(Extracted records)
■ ■ ■ ■ ■ ■ ■
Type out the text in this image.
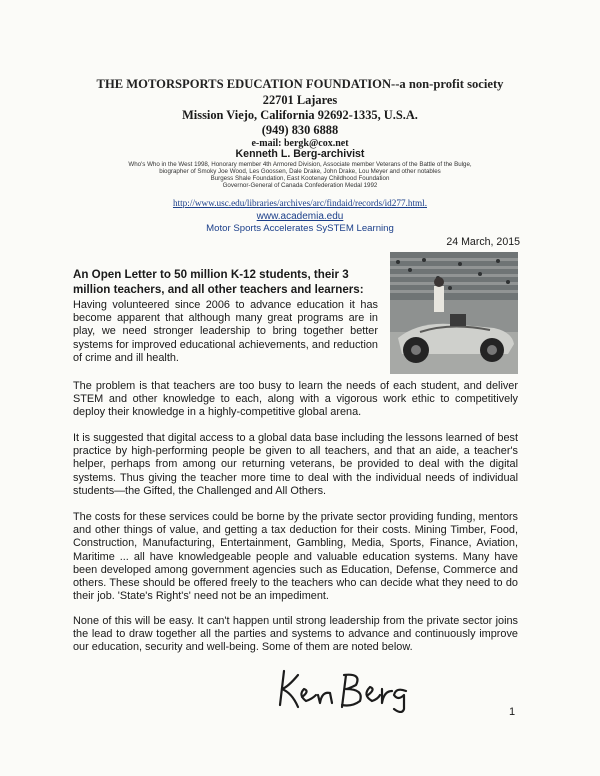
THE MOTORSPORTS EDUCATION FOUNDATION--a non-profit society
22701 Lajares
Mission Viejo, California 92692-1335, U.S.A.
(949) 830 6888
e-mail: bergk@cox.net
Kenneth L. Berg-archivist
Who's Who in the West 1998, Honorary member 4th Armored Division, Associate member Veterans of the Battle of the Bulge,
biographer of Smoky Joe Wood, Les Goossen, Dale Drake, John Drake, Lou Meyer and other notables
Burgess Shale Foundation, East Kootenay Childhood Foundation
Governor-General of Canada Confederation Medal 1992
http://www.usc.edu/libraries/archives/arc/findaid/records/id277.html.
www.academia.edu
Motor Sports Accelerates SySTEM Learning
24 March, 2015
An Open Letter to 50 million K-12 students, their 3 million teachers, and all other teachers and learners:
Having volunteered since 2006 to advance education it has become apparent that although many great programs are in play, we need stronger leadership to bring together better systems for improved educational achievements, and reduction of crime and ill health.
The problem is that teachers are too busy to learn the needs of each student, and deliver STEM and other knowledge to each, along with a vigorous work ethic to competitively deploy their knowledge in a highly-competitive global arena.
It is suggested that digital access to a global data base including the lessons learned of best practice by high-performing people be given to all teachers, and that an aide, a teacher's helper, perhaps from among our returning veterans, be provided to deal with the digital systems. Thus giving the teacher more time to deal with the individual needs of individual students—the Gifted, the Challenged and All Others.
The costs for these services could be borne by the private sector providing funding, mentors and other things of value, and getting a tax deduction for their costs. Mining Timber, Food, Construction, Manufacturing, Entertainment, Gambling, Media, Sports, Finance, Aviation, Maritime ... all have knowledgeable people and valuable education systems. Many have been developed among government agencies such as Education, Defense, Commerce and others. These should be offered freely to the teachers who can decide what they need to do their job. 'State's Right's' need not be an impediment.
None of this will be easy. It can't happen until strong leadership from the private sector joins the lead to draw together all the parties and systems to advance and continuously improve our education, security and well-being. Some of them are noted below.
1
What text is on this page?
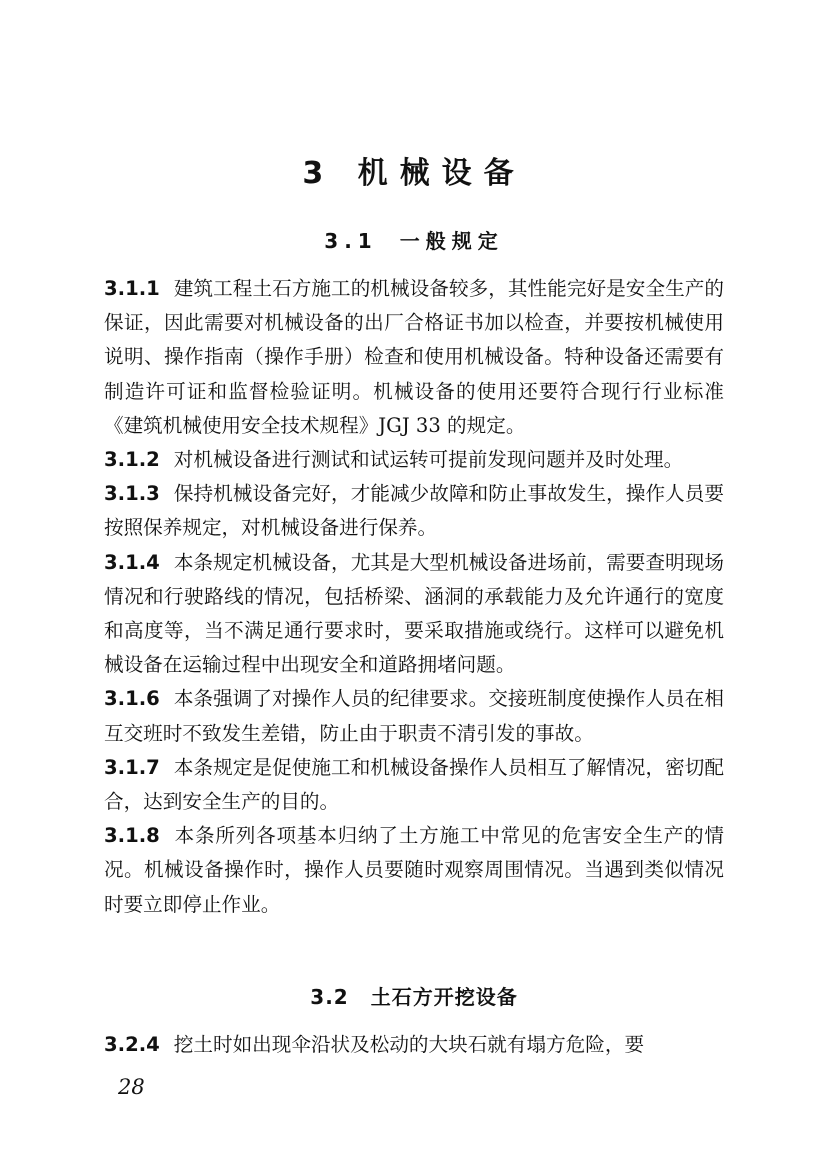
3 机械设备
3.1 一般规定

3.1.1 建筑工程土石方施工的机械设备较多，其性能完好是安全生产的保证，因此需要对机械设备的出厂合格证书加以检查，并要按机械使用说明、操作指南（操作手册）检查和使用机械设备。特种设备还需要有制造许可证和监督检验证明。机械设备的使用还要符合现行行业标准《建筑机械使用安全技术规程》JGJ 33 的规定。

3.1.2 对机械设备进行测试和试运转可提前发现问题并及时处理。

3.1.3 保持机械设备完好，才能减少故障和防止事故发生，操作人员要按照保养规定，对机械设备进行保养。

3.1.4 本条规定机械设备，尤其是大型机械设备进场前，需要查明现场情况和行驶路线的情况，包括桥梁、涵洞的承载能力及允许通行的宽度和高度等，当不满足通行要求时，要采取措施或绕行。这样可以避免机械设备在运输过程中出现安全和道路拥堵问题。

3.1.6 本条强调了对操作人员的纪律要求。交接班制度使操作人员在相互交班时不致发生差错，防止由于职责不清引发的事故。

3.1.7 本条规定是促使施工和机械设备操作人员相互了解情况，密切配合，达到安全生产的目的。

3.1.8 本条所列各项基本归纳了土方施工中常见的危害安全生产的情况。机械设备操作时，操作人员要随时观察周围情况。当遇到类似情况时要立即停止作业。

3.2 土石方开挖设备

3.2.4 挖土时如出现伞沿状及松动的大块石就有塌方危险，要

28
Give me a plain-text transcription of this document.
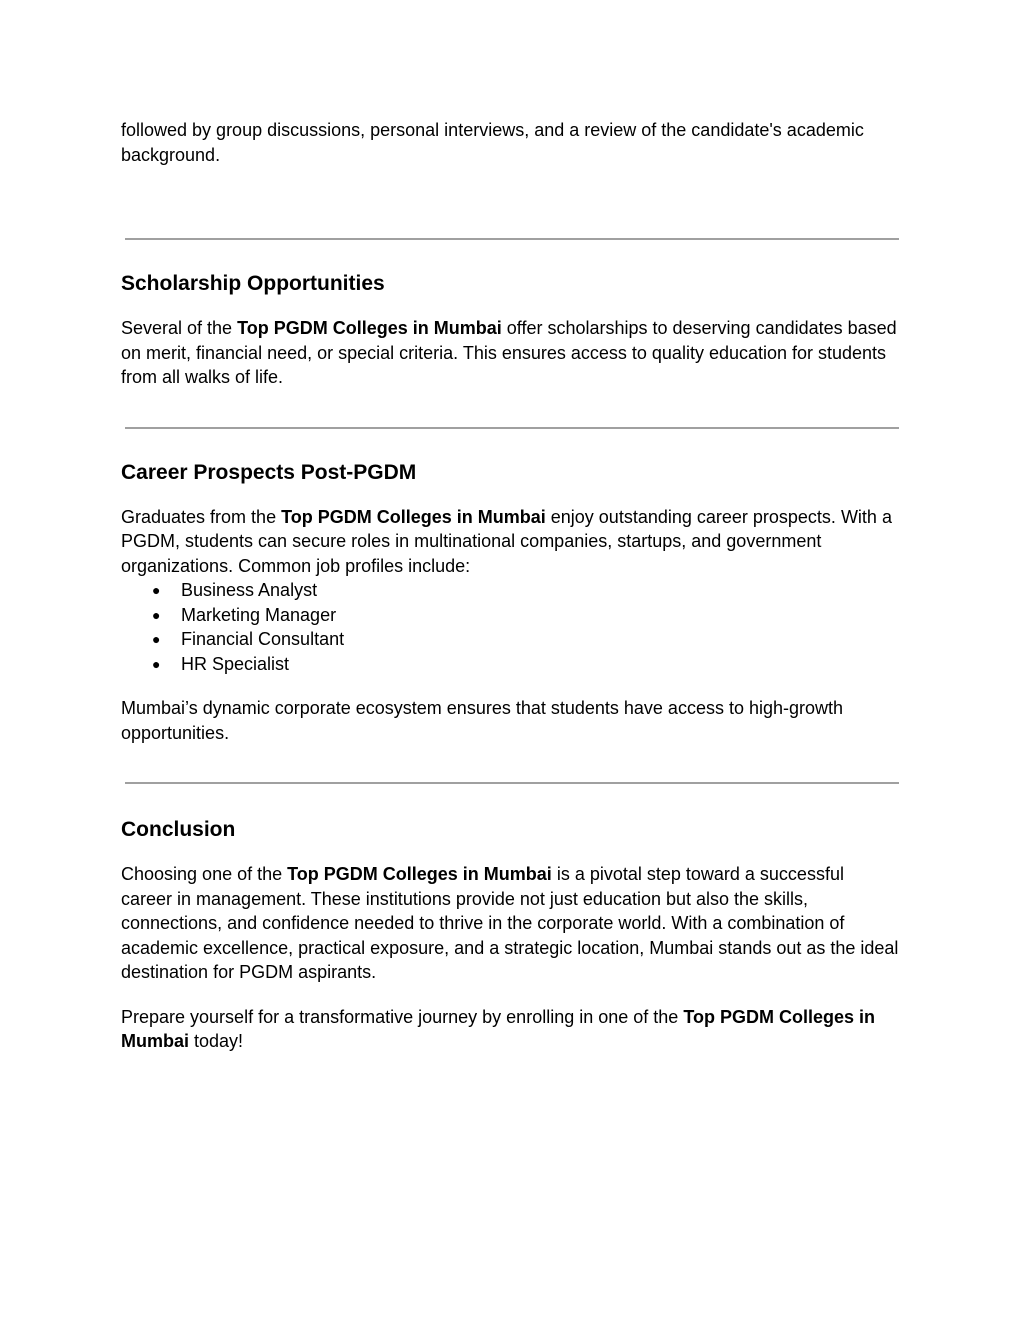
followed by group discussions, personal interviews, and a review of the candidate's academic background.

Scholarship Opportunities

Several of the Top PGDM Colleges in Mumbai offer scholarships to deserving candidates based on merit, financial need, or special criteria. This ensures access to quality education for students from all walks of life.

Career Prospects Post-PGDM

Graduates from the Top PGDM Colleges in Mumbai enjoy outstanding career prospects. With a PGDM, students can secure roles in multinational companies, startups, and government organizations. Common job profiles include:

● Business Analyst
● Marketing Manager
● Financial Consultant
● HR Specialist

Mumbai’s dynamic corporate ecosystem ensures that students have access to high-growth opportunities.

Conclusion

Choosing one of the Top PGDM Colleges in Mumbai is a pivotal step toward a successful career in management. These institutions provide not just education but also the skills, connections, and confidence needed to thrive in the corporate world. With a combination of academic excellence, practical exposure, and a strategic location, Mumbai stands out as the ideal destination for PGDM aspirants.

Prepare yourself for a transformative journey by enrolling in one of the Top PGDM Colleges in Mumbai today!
■ ■ ■ ■ ■ ■ ■
From the data above, write out everything exactly except the pictures.

### Completed task
Type out the text in this image.
THE MOTORSPORTS EDUCATION FOUNDATION--a non-profit society
22701 Lajares
Mission Viejo, California 92692-1335, U.S.A.
(949) 830 6888
e-mail: bergk@cox.net
Kenneth L. Berg-archivist
Who's Who in the West 1998, Honorary member 4th Armored Division, Associate member Veterans of the Battle of the Bulge,
biographer of Smoky Joe Wood, Les Goossen, Dale Drake, John Drake, Lou Meyer and other notables
Burgess Shale Foundation, East Kootenay Childhood Foundation
Governor-General of Canada Confederation Medal 1992
http://www.usc.edu/libraries/archives/arc/findaid/records/id277.html.
www.academia.edu
Motor Sports Accelerates SySTEM Learning
24 March, 2015
An Open Letter to 50 million K-12 students, their 3 million teachers, and all other teachers and learners:
Having volunteered since 2006 to advance education it has become apparent that although many great programs are in play, we need stronger leadership to bring together better systems for improved educational achievements, and reduction of crime and ill health.
The problem is that teachers are too busy to learn the needs of each student, and deliver STEM and other knowledge to each, along with a vigorous work ethic to competitively deploy their knowledge in a highly-competitive global arena.
It is suggested that digital access to a global data base including the lessons learned of best practice by high-performing people be given to all teachers, and that an aide, a teacher's helper, perhaps from among our returning veterans, be provided to deal with the digital systems. Thus giving the teacher more time to deal with the individual needs of individual students—the Gifted, the Challenged and All Others.
The costs for these services could be borne by the private sector providing funding, mentors and other things of value, and getting a tax deduction for their costs. Mining Timber, Food, Construction, Manufacturing, Entertainment, Gambling, Media, Sports, Finance, Aviation, Maritime ... all have knowledgeable people and valuable education systems. Many have been developed among government agencies such as Education, Defense, Commerce and others. These should be offered freely to the teachers who can decide what they need to do their job. 'State's Right's' need not be an impediment.
None of this will be easy. It can't happen until strong leadership from the private sector joins the lead to draw together all the parties and systems to advance and continuously improve our education, security and well-being. Some of them are noted below.
1
What text is on this page?
3 机械设备
3.1 一般规定

3.1.1 建筑工程土石方施工的机械设备较多，其性能完好是安全生产的保证，因此需要对机械设备的出厂合格证书加以检查，并要按机械使用说明、操作指南（操作手册）检查和使用机械设备。特种设备还需要有制造许可证和监督检验证明。机械设备的使用还要符合现行行业标准《建筑机械使用安全技术规程》JGJ 33 的规定。

3.1.2 对机械设备进行测试和试运转可提前发现问题并及时处理。

3.1.3 保持机械设备完好，才能减少故障和防止事故发生，操作人员要按照保养规定，对机械设备进行保养。

3.1.4 本条规定机械设备，尤其是大型机械设备进场前，需要查明现场情况和行驶路线的情况，包括桥梁、涵洞的承载能力及允许通行的宽度和高度等，当不满足通行要求时，要采取措施或绕行。这样可以避免机械设备在运输过程中出现安全和道路拥堵问题。

3.1.6 本条强调了对操作人员的纪律要求。交接班制度使操作人员在相互交班时不致发生差错，防止由于职责不清引发的事故。

3.1.7 本条规定是促使施工和机械设备操作人员相互了解情况，密切配合，达到安全生产的目的。

3.1.8 本条所列各项基本归纳了土方施工中常见的危害安全生产的情况。机械设备操作时，操作人员要随时观察周围情况。当遇到类似情况时要立即停止作业。

3.2 土石方开挖设备

3.2.4 挖土时如出现伞沿状及松动的大块石就有塌方危险，要

28
Give me a plain-text transcription of this document.
followed by group discussions, personal interviews, and a review of the candidate's academic background.

Scholarship Opportunities

Several of the Top PGDM Colleges in Mumbai offer scholarships to deserving candidates based on merit, financial need, or special criteria. This ensures access to quality education for students from all walks of life.

Career Prospects Post-PGDM

Graduates from the Top PGDM Colleges in Mumbai enjoy outstanding career prospects. With a PGDM, students can secure roles in multinational companies, startups, and government organizations. Common job profiles include:

● Business Analyst
● Marketing Manager
● Financial Consultant
● HR Specialist

Mumbai’s dynamic corporate ecosystem ensures that students have access to high-growth opportunities.

Conclusion

Choosing one of the Top PGDM Colleges in Mumbai is a pivotal step toward a successful career in management. These institutions provide not just education but also the skills, connections, and confidence needed to thrive in the corporate world. With a combination of academic excellence, practical exposure, and a strategic location, Mumbai stands out as the ideal destination for PGDM aspirants.

Prepare yourself for a transformative journey by enrolling in one of the Top PGDM Colleges in Mumbai today!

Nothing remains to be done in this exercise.